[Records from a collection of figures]
——————

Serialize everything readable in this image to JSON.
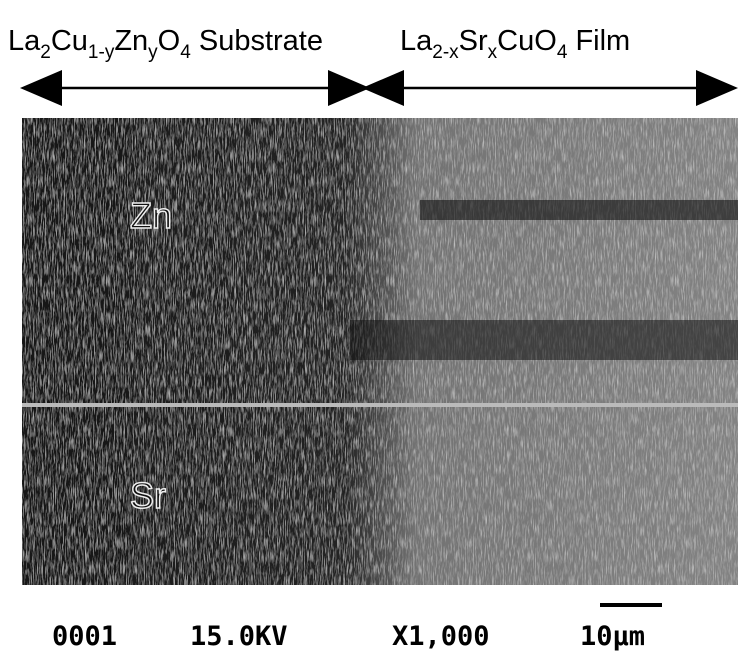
{
  "header": {
    "substrate_label": [
      "La",
      "2",
      "Cu",
      "1-y",
      "Zn",
      "y",
      "O",
      "4",
      " Substrate"
    ],
    "film_label": [
      "La",
      "2-x",
      "Sr",
      "x",
      "CuO",
      "4",
      " Film"
    ]
  },
  "image": {
    "zn_label": "Zn",
    "sr_label": "Sr"
  },
  "footer": {
    "number": "0001",
    "voltage": "15.0KV",
    "magnification": "X1,000",
    "scale": "10µm"
  }
}
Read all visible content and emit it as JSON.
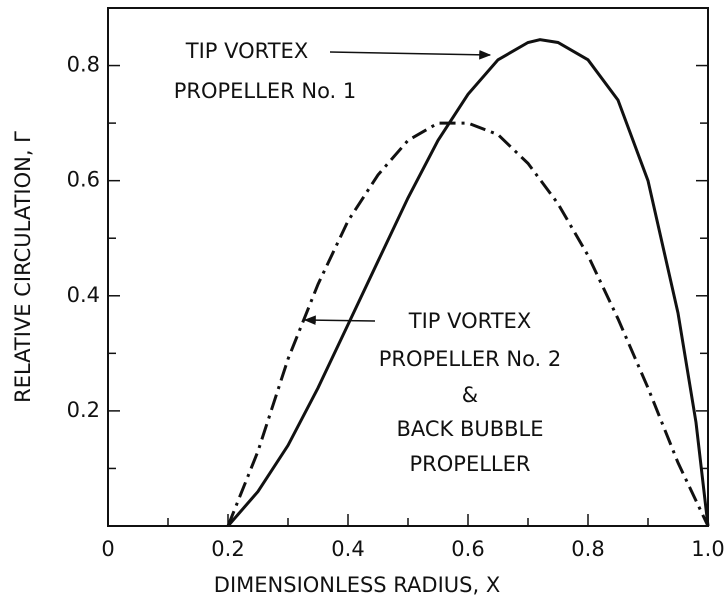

——————

__DIRECTIONS__:
Leave the images out, please, and restate each line word for word.

__CORRECT OUTPUT__:
Serialize everything readable in this image to JSON.
{
  "header": {
    "substrate_label": [
      "La",
      "2",
      "Cu",
      "1-y",
      "Zn",
      "y",
      "O",
      "4",
      " Substrate"
    ],
    "film_label": [
      "La",
      "2-x",
      "Sr",
      "x",
      "CuO",
      "4",
      " Film"
    ]
  },
  "image": {
    "zn_label": "Zn",
    "sr_label": "Sr"
  },
  "footer": {
    "number": "0001",
    "voltage": "15.0KV",
    "magnification": "X1,000",
    "scale": "10µm"
  }
}
Read all visible content and emit it as JSON.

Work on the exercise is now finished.